- [Stored records]:
+++++
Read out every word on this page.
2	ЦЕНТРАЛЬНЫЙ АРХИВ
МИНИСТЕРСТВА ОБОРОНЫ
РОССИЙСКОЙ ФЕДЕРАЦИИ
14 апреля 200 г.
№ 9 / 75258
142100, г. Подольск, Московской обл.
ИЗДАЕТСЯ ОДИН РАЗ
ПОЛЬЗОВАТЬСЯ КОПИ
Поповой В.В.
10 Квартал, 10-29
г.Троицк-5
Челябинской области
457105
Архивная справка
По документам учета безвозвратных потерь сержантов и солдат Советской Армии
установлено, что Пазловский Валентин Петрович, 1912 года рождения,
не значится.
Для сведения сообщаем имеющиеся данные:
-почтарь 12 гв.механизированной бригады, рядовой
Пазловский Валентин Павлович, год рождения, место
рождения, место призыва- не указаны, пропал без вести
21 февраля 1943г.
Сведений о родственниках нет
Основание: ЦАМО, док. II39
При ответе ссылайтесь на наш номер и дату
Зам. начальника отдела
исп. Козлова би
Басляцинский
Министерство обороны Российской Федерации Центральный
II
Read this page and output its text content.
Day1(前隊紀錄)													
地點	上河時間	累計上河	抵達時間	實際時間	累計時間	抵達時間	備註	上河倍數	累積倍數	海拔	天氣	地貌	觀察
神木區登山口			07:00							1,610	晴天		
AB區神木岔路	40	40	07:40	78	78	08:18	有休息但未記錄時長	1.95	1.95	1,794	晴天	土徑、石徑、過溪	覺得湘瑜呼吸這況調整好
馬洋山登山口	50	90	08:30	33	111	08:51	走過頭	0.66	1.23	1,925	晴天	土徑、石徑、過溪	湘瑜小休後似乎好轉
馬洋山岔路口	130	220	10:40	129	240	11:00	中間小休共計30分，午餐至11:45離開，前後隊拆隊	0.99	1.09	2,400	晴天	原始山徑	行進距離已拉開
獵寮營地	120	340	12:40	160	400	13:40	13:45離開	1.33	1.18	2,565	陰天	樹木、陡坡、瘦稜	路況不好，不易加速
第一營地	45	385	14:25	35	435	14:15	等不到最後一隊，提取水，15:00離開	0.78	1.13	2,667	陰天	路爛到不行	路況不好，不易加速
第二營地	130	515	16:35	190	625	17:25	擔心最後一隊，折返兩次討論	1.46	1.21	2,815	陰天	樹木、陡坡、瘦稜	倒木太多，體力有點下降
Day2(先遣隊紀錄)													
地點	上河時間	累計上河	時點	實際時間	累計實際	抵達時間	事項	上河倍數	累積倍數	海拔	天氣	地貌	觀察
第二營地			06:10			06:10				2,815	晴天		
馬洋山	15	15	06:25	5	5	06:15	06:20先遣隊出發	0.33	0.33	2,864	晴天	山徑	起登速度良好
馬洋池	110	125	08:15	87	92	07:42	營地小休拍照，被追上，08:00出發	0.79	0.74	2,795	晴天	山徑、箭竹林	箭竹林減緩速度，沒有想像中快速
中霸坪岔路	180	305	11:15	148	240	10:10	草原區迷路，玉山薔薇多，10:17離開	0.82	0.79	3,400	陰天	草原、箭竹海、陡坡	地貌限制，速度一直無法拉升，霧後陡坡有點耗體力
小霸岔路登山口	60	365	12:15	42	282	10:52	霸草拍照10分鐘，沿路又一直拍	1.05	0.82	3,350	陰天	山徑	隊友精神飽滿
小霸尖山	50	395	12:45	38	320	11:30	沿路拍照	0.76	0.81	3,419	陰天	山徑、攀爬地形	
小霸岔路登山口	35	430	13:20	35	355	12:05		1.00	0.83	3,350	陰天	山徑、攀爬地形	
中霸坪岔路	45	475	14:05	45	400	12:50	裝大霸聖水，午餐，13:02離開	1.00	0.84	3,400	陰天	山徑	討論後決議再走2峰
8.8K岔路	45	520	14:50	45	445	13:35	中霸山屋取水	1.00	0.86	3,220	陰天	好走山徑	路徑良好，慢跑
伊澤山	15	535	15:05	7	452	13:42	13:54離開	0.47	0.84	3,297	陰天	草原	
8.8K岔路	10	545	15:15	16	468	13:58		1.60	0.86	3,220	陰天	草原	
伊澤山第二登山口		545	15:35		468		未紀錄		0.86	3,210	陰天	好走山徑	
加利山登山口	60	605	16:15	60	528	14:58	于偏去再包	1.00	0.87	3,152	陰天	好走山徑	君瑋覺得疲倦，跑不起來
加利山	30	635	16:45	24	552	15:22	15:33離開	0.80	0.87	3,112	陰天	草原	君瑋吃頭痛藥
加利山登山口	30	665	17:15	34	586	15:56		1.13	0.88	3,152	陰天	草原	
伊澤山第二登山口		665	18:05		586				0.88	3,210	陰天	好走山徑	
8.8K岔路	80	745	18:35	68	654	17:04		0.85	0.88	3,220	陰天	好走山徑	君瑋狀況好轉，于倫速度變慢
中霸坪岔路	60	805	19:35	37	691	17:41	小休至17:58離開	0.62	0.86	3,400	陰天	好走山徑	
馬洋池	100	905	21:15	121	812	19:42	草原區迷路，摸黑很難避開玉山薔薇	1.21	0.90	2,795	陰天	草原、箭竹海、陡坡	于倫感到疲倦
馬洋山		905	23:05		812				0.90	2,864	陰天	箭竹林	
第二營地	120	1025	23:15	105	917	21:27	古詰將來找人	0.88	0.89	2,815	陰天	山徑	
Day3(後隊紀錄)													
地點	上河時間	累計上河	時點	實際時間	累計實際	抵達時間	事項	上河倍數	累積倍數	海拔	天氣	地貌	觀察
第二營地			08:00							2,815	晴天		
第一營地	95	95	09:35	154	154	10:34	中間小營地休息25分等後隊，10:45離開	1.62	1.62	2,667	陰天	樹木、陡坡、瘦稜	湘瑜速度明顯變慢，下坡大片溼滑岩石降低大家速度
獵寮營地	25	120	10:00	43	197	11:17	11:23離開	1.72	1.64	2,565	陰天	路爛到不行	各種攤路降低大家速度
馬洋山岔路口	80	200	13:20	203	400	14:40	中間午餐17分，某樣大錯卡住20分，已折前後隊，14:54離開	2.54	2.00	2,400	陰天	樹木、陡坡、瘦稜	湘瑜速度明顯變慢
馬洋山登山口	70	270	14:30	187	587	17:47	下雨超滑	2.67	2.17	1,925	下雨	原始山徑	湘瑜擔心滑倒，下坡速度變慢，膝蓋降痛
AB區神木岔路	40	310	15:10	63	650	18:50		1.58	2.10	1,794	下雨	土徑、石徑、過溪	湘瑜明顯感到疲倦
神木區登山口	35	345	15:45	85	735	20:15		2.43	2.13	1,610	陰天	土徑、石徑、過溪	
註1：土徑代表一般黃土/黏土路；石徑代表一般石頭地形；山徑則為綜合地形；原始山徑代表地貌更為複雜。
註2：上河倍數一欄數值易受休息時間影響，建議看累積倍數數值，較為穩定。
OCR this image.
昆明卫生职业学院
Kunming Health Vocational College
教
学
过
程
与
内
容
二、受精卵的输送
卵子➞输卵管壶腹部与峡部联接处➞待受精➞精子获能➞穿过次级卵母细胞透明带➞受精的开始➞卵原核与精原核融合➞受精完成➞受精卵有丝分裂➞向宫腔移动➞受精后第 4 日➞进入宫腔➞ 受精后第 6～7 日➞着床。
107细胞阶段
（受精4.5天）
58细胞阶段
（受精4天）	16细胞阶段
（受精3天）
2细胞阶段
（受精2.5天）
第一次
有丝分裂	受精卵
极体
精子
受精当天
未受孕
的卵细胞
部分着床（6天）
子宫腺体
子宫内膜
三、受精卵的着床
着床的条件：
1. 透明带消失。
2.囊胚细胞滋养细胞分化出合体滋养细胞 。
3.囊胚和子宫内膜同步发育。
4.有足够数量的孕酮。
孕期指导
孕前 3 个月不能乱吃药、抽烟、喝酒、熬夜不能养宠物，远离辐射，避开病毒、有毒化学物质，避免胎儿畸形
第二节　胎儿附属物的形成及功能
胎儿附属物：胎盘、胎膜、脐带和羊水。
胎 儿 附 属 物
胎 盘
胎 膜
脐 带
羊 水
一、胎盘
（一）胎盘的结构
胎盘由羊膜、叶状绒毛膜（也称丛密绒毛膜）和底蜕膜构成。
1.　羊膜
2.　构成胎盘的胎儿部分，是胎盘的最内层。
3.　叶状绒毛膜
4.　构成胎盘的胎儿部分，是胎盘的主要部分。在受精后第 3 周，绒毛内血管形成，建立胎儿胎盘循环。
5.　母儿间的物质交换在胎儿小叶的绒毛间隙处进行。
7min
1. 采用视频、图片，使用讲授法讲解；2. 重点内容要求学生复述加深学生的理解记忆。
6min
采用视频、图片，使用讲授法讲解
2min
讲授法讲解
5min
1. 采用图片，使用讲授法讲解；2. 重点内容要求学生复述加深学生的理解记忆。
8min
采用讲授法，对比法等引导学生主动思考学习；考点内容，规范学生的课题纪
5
+++++
- [Task requirements]: Everything from the line containing "OCR this image." through the final line of the listing, inclusive, must be reproduced exactly; leave out the rest.

- [Answer for the task]:
OCR this image.
昆明卫生职业学院
Kunming Health Vocational College
教
学
过
程
与
内
容
二、受精卵的输送
卵子➞输卵管壶腹部与峡部联接处➞待受精➞精子获能➞穿过次级卵母细胞透明带➞受精的开始➞卵原核与精原核融合➞受精完成➞受精卵有丝分裂➞向宫腔移动➞受精后第 4 日➞进入宫腔➞ 受精后第 6～7 日➞着床。
107细胞阶段
（受精4.5天）
58细胞阶段
（受精4天）	16细胞阶段
（受精3天）
2细胞阶段
（受精2.5天）
第一次
有丝分裂	受精卵
极体
精子
受精当天
未受孕
的卵细胞
部分着床（6天）
子宫腺体
子宫内膜
三、受精卵的着床
着床的条件：
1. 透明带消失。
2.囊胚细胞滋养细胞分化出合体滋养细胞 。
3.囊胚和子宫内膜同步发育。
4.有足够数量的孕酮。
孕期指导
孕前 3 个月不能乱吃药、抽烟、喝酒、熬夜不能养宠物，远离辐射，避开病毒、有毒化学物质，避免胎儿畸形
第二节　胎儿附属物的形成及功能
胎儿附属物：胎盘、胎膜、脐带和羊水。
胎 儿 附 属 物
胎 盘
胎 膜
脐 带
羊 水
一、胎盘
（一）胎盘的结构
胎盘由羊膜、叶状绒毛膜（也称丛密绒毛膜）和底蜕膜构成。
1.　羊膜
2.　构成胎盘的胎儿部分，是胎盘的最内层。
3.　叶状绒毛膜
4.　构成胎盘的胎儿部分，是胎盘的主要部分。在受精后第 3 周，绒毛内血管形成，建立胎儿胎盘循环。
5.　母儿间的物质交换在胎儿小叶的绒毛间隙处进行。
7min
1. 采用视频、图片，使用讲授法讲解；2. 重点内容要求学生复述加深学生的理解记忆。
6min
采用视频、图片，使用讲授法讲解
2min
讲授法讲解
5min
1. 采用图片，使用讲授法讲解；2. 重点内容要求学生复述加深学生的理解记忆。
8min
采用讲授法，对比法等引导学生主动思考学习；考点内容，规范学生的课题纪
5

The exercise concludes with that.